- **Task to carry out**:
Look through the lines below and extract each one that contains "JSON".

- **Records to use**:
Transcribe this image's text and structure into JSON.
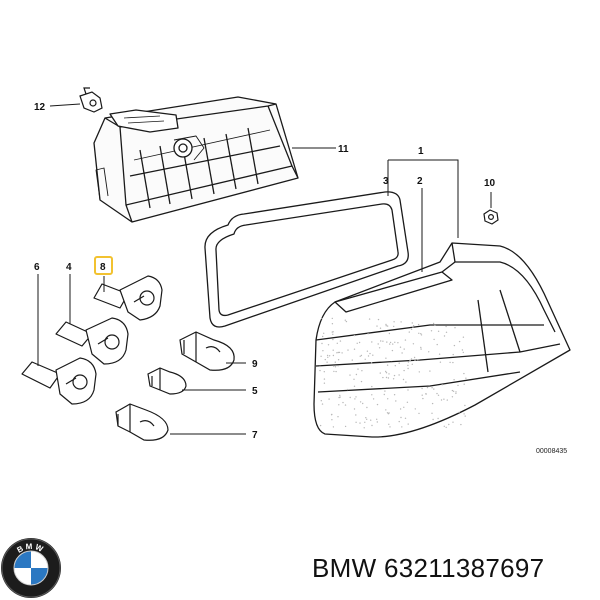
{
  "callouts": {
    "c1": "1",
    "c2": "2",
    "c3": "3",
    "c4": "4",
    "c5": "5",
    "c6": "6",
    "c7": "7",
    "c8": "8",
    "c9": "9",
    "c10": "10",
    "c11": "11",
    "c12": "12"
  },
  "drawing_code": "00008435",
  "caption": "BMW 63211387697",
  "logo": {
    "name": "bmw-roundel",
    "letters": "BMW"
  },
  "colors": {
    "highlight": "#f2c230",
    "line": "#1a1a1a"
  }
}
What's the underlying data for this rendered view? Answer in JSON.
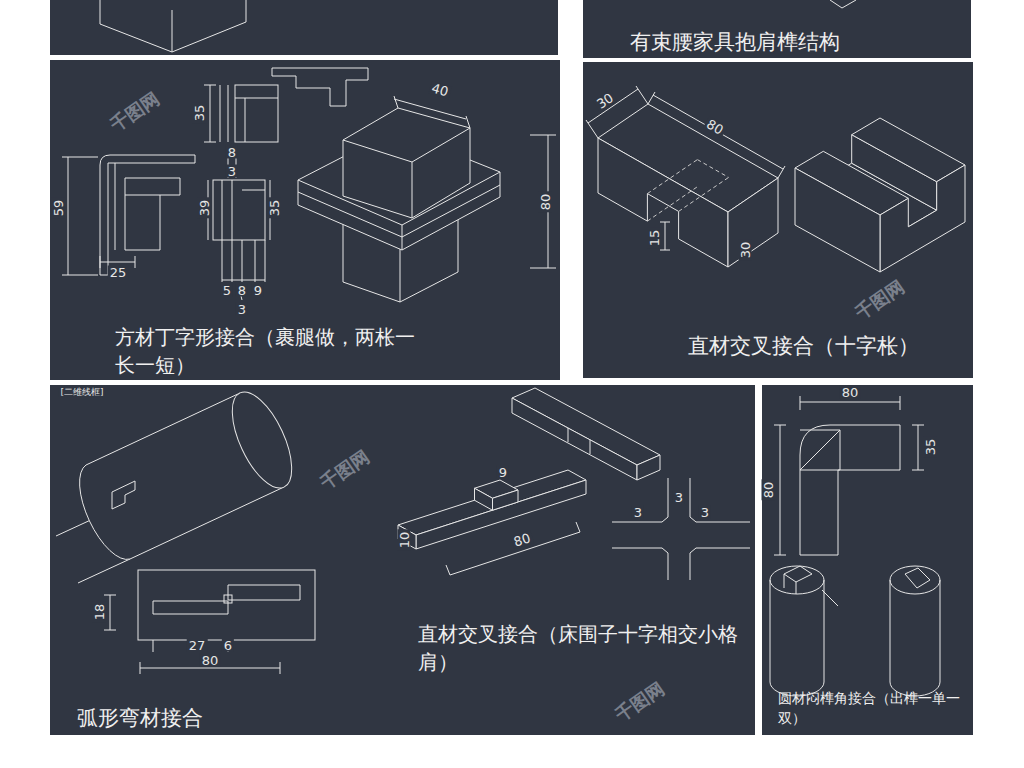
{
  "diagram": {
    "nodes": [
      {
        "text": [
          "有束腰家具抱肩榫结构"
        ]
      },
      {
        "text": [
          "方材丁字形接合（裹腿做，两枨一长一短）"
        ]
      },
      {
        "text": [
          "直材交叉接合（十字枨）"
        ]
      },
      {
        "text": [
          "弧形弯材接合",
          "直材交叉接合（床围子十字相交小格肩）"
        ]
      },
      {
        "text": [
          "圆材闷榫角接合（出榫一单一双）"
        ]
      }
    ],
    "labels": [
      "35",
      "8",
      "3",
      "59",
      "39",
      "35",
      "25",
      "5",
      "8",
      "9",
      "3",
      "40",
      "80",
      "30",
      "80",
      "15",
      "30",
      "[二维线框]",
      "18",
      "27",
      "6",
      "80",
      "9",
      "10",
      "80",
      "3",
      "3",
      "3",
      "80",
      "35",
      "80",
      "千图网",
      "千图网",
      "千图网",
      "千图网"
    ]
  }
}
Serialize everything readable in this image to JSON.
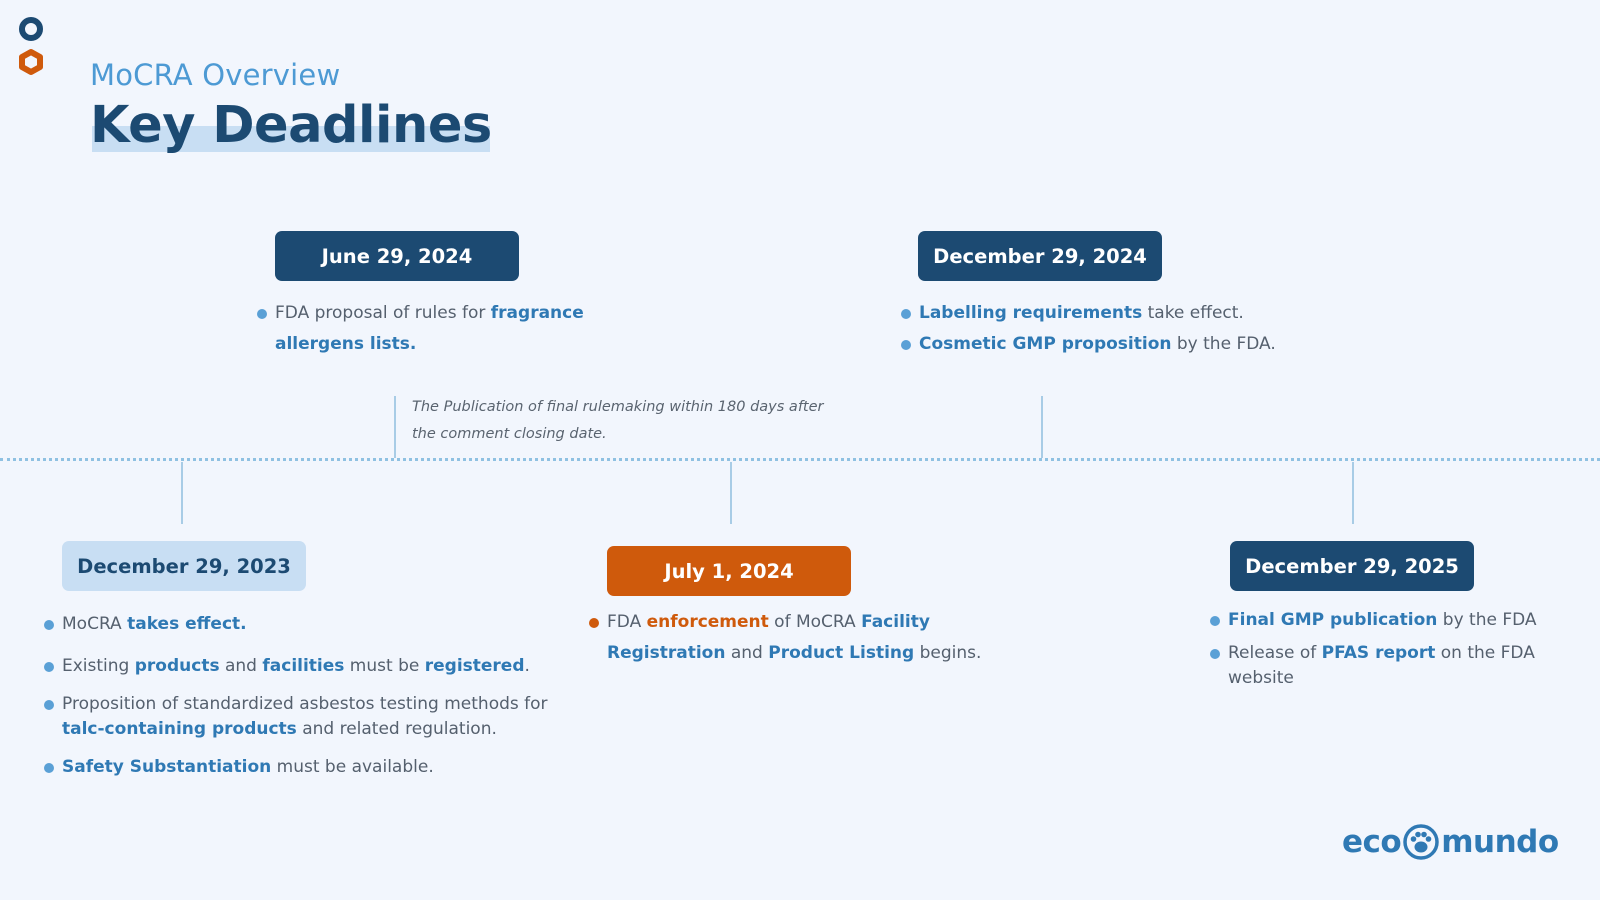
{
  "header": {
    "subtitle": "MoCRA Overview",
    "title": "Key Deadlines"
  },
  "colors": {
    "dark_blue": "#1c4a72",
    "light_blue": "#c8def3",
    "accent_blue": "#2f79b4",
    "orange": "#cf5a0c",
    "background": "#f2f6fd"
  },
  "milestones": {
    "dec2023": {
      "date": "December 29, 2023",
      "items": [
        {
          "pre": "MoCRA ",
          "hl1": "takes effect.",
          "mid1": "",
          "hl2": "",
          "mid2": "",
          "hl3": "",
          "post": ""
        },
        {
          "pre": "Existing ",
          "hl1": "products",
          "mid1": " and ",
          "hl2": "facilities",
          "mid2": " must be ",
          "hl3": "registered",
          "post": "."
        },
        {
          "pre": "Proposition of standardized asbestos testing methods for ",
          "hl1": "talc-containing products",
          "mid1": " and related regulation.",
          "hl2": "",
          "mid2": "",
          "hl3": "",
          "post": ""
        },
        {
          "pre": "",
          "hl1": "Safety Substantiation",
          "mid1": " must be available.",
          "hl2": "",
          "mid2": "",
          "hl3": "",
          "post": ""
        }
      ]
    },
    "jun2024": {
      "date": "June 29, 2024",
      "items": [
        {
          "pre": "FDA proposal of rules for ",
          "hl1": "fragrance allergens lists.",
          "post": ""
        }
      ],
      "note": "The Publication of final rulemaking within 180 days after the comment closing date."
    },
    "jul2024": {
      "date": "July 1, 2024",
      "items": [
        {
          "pre": "FDA ",
          "hl1": "enforcement",
          "mid1": " of MoCRA ",
          "hl2": "Facility Registration",
          "mid2": " and ",
          "hl3": "Product Listing",
          "post": " begins."
        }
      ]
    },
    "dec2024": {
      "date": "December 29, 2024",
      "items": [
        {
          "hl1": "Labelling requirements",
          "post": " take effect."
        },
        {
          "hl1": "Cosmetic GMP proposition",
          "post": " by the FDA."
        }
      ]
    },
    "dec2025": {
      "date": "December 29, 2025",
      "items": [
        {
          "pre": "",
          "hl1": "Final GMP publication",
          "post": " by the FDA"
        },
        {
          "pre": "Release of ",
          "hl1": "PFAS report",
          "post": " on the FDA website"
        }
      ]
    }
  },
  "logo": {
    "left": "eco",
    "right": "mundo",
    "icon": "paw-print-icon"
  }
}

- **Answer**:
Transcribe this image's text and structure into JSON.
What's the underlying data for this rendered view? Answer in JSON.
Serialize everything readable in this image to JSON.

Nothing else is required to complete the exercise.